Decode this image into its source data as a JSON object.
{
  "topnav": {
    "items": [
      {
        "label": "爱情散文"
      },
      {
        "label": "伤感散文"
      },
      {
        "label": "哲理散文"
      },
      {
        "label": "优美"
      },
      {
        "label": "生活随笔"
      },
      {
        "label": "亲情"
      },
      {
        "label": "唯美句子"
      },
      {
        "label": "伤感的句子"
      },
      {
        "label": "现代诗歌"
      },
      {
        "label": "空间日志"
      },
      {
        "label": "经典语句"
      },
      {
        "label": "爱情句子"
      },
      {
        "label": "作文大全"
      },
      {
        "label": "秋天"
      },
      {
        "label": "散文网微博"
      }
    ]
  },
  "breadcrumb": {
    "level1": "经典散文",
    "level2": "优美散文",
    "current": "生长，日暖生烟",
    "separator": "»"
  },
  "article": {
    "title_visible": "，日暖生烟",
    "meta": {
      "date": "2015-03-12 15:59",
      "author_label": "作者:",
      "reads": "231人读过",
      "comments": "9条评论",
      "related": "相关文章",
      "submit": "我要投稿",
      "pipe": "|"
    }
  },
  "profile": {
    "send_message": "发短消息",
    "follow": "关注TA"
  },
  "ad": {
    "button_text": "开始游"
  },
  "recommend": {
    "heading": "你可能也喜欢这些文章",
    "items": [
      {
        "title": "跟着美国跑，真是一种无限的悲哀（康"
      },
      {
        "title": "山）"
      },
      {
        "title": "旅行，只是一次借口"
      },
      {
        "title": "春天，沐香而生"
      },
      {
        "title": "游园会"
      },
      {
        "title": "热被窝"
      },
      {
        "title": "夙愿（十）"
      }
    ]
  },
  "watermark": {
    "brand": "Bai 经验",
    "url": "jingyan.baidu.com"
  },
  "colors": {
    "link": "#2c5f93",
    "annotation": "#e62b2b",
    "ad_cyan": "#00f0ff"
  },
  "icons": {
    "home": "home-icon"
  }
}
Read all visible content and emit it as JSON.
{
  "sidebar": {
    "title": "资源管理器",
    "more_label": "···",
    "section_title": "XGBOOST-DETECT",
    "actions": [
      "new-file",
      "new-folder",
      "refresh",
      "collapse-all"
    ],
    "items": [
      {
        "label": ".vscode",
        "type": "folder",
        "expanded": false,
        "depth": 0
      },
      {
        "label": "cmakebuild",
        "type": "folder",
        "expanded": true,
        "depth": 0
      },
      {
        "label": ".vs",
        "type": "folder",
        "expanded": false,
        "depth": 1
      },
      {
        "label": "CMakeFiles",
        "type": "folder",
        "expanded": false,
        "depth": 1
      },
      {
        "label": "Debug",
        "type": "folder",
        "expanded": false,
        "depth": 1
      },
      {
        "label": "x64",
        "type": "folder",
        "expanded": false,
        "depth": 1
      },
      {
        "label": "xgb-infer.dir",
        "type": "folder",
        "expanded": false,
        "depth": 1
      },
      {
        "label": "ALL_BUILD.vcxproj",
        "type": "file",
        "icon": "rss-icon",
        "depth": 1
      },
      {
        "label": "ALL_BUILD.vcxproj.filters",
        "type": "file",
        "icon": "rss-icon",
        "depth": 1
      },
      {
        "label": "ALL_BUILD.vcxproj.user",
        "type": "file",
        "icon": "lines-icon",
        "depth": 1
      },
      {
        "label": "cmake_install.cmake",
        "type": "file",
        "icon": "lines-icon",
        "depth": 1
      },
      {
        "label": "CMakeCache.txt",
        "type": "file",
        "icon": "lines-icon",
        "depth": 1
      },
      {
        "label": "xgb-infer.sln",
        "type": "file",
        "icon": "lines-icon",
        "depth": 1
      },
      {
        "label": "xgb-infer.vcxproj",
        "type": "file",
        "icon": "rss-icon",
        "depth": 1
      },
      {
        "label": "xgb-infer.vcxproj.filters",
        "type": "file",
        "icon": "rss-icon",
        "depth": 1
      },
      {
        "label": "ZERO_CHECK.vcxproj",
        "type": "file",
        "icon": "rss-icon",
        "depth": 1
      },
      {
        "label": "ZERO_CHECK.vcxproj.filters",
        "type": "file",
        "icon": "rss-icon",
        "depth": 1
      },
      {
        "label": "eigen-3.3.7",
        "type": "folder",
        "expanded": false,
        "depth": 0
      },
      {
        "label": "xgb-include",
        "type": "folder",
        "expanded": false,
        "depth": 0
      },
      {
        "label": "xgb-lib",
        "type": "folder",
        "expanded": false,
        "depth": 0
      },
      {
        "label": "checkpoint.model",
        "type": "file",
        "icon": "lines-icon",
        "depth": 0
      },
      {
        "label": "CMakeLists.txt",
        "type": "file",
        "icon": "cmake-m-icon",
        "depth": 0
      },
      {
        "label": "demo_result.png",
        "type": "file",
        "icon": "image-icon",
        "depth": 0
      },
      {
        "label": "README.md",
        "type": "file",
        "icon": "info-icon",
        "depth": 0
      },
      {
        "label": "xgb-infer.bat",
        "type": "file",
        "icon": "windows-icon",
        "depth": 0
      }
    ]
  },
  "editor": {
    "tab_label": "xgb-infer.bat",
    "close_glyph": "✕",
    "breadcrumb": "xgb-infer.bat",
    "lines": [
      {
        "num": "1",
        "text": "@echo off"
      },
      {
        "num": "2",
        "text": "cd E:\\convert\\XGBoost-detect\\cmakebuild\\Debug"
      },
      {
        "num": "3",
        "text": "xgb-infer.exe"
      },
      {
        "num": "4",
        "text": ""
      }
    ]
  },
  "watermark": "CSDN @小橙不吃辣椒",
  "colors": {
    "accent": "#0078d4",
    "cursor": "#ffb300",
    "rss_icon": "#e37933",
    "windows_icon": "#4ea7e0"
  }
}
....
**Description of the task:** Work out the number of lines above that include the string "filters" and write only that number.

**Solution to the problem:** 3